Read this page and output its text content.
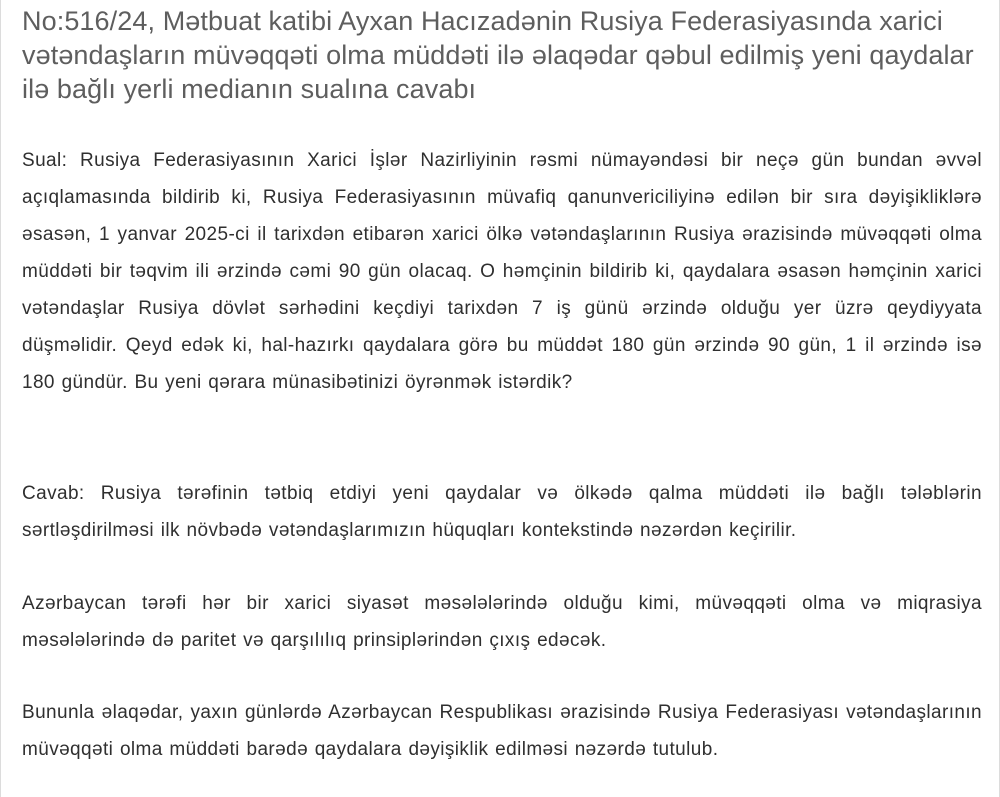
No:516/24, Mətbuat katibi Ayxan Hacızadənin Rusiya Federasiyasında xarici vətəndaşların müvəqqəti olma müddəti ilə əlaqədar qəbul edilmiş yeni qaydalar ilə bağlı yerli medianın sualına cavabı

Sual: Rusiya Federasiyasının Xarici İşlər Nazirliyinin rəsmi nümayəndəsi bir neçə gün bundan əvvəl açıqlamasında bildirib ki, Rusiya Federasiyasının müvafiq qanunvericiliyinə edilən bir sıra dəyişikliklərə əsasən, 1 yanvar 2025-ci il tarixdən etibarən xarici ölkə vətəndaşlarının Rusiya ərazisində müvəqqəti olma müddəti bir təqvim ili ərzində cəmi 90 gün olacaq. O həmçinin bildirib ki, qaydalara əsasən həmçinin xarici vətəndaşlar Rusiya dövlət sərhədini keçdiyi tarixdən 7 iş günü ərzində olduğu yer üzrə qeydiyyata düşməlidir. Qeyd edək ki, hal-hazırkı qaydalara görə bu müddət 180 gün ərzində 90 gün, 1 il ərzində isə 180 gündür. Bu yeni qərara münasibətinizi öyrənmək istərdik?

Cavab: Rusiya tərəfinin tətbiq etdiyi yeni qaydalar və ölkədə qalma müddəti ilə bağlı tələblərin sərtləşdirilməsi ilk növbədə vətəndaşlarımızın hüquqları kontekstində nəzərdən keçirilir.

Azərbaycan tərəfi hər bir xarici siyasət məsələlərində olduğu kimi, müvəqqəti olma və miqrasiya məsələlərində də paritet və qarşılılıq prinsiplərindən çıxış edəcək.

Bununla əlaqədar, yaxın günlərdə Azərbaycan Respublikası ərazisində Rusiya Federasiyası vətəndaşlarının müvəqqəti olma müddəti barədə qaydalara dəyişiklik edilməsi nəzərdə tutulub.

Stated problem: Using the listing above, pull out all lines that hold the word "Azərbaycan".

Solution:
Azərbaycan tərəfi hər bir xarici siyasət məsələlərində olduğu kimi, müvəqqəti olma və miqrasiya məsələlərində də paritet və qarşılılıq prinsiplərindən çıxış edəcək.
Bununla əlaqədar, yaxın günlərdə Azərbaycan Respublikası ərazisində Rusiya Federasiyası vətəndaşlarının müvəqqəti olma müddəti barədə qaydalara dəyişiklik edilməsi nəzərdə tutulub.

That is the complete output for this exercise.